**Written problem**
Read the data and repeat all of it exactly.

**Records for the task**
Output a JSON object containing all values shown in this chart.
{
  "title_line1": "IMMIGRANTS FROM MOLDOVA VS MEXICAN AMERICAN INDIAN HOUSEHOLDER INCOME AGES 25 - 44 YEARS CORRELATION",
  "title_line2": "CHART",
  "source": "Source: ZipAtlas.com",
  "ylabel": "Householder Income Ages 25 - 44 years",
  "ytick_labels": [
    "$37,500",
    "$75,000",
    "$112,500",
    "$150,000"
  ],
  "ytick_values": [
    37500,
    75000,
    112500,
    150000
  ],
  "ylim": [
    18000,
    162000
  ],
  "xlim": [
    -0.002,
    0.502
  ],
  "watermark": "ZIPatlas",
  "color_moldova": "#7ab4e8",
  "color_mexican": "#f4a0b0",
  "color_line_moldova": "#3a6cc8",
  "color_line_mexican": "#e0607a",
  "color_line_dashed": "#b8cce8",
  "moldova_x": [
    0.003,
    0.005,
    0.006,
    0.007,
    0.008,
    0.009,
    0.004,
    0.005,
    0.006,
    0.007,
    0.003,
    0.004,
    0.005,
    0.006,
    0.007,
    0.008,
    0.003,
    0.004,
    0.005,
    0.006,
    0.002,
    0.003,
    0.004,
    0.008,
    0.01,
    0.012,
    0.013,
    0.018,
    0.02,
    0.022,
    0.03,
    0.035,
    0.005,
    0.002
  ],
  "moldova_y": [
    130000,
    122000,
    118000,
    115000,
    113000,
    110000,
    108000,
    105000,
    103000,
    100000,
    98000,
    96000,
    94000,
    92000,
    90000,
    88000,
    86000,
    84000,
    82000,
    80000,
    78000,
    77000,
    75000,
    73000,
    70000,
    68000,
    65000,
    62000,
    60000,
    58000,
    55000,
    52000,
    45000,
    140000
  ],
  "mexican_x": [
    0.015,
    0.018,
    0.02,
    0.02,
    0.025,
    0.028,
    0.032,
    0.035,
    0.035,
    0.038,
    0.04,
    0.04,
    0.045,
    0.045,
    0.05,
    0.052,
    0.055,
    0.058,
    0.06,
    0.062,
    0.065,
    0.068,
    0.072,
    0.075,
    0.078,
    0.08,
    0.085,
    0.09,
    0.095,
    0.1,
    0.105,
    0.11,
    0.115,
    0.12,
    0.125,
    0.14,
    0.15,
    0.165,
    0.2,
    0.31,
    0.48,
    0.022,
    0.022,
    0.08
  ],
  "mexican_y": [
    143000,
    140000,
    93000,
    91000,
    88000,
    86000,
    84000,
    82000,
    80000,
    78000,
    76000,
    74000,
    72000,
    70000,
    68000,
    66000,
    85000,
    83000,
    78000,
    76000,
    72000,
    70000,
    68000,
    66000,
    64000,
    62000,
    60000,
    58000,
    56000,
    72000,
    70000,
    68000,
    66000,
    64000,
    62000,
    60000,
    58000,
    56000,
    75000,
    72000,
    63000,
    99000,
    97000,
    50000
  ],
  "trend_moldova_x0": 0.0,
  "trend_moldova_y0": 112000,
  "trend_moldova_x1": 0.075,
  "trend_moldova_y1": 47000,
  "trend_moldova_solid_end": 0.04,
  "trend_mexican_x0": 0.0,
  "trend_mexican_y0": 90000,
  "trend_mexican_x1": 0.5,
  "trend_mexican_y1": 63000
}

**The solution**
Output a JSON object containing all values shown in this chart.
{
  "title_line1": "IMMIGRANTS FROM MOLDOVA VS MEXICAN AMERICAN INDIAN HOUSEHOLDER INCOME AGES 25 - 44 YEARS CORRELATION",
  "title_line2": "CHART",
  "source": "Source: ZipAtlas.com",
  "ylabel": "Householder Income Ages 25 - 44 years",
  "ytick_labels": [
    "$37,500",
    "$75,000",
    "$112,500",
    "$150,000"
  ],
  "ytick_values": [
    37500,
    75000,
    112500,
    150000
  ],
  "ylim": [
    18000,
    162000
  ],
  "xlim": [
    -0.002,
    0.502
  ],
  "watermark": "ZIPatlas",
  "color_moldova": "#7ab4e8",
  "color_mexican": "#f4a0b0",
  "color_line_moldova": "#3a6cc8",
  "color_line_mexican": "#e0607a",
  "color_line_dashed": "#b8cce8",
  "moldova_x": [
    0.003,
    0.005,
    0.006,
    0.007,
    0.008,
    0.009,
    0.004,
    0.005,
    0.006,
    0.007,
    0.003,
    0.004,
    0.005,
    0.006,
    0.007,
    0.008,
    0.003,
    0.004,
    0.005,
    0.006,
    0.002,
    0.003,
    0.004,
    0.008,
    0.01,
    0.012,
    0.013,
    0.018,
    0.02,
    0.022,
    0.03,
    0.035,
    0.005,
    0.002
  ],
  "moldova_y": [
    130000,
    122000,
    118000,
    115000,
    113000,
    110000,
    108000,
    105000,
    103000,
    100000,
    98000,
    96000,
    94000,
    92000,
    90000,
    88000,
    86000,
    84000,
    82000,
    80000,
    78000,
    77000,
    75000,
    73000,
    70000,
    68000,
    65000,
    62000,
    60000,
    58000,
    55000,
    52000,
    45000,
    140000
  ],
  "mexican_x": [
    0.015,
    0.018,
    0.02,
    0.02,
    0.025,
    0.028,
    0.032,
    0.035,
    0.035,
    0.038,
    0.04,
    0.04,
    0.045,
    0.045,
    0.05,
    0.052,
    0.055,
    0.058,
    0.06,
    0.062,
    0.065,
    0.068,
    0.072,
    0.075,
    0.078,
    0.08,
    0.085,
    0.09,
    0.095,
    0.1,
    0.105,
    0.11,
    0.115,
    0.12,
    0.125,
    0.14,
    0.15,
    0.165,
    0.2,
    0.31,
    0.48,
    0.022,
    0.022,
    0.08
  ],
  "mexican_y": [
    143000,
    140000,
    93000,
    91000,
    88000,
    86000,
    84000,
    82000,
    80000,
    78000,
    76000,
    74000,
    72000,
    70000,
    68000,
    66000,
    85000,
    83000,
    78000,
    76000,
    72000,
    70000,
    68000,
    66000,
    64000,
    62000,
    60000,
    58000,
    56000,
    72000,
    70000,
    68000,
    66000,
    64000,
    62000,
    60000,
    58000,
    56000,
    75000,
    72000,
    63000,
    99000,
    97000,
    50000
  ],
  "trend_moldova_x0": 0.0,
  "trend_moldova_y0": 112000,
  "trend_moldova_x1": 0.075,
  "trend_moldova_y1": 47000,
  "trend_moldova_solid_end": 0.04,
  "trend_mexican_x0": 0.0,
  "trend_mexican_y0": 90000,
  "trend_mexican_x1": 0.5,
  "trend_mexican_y1": 63000
}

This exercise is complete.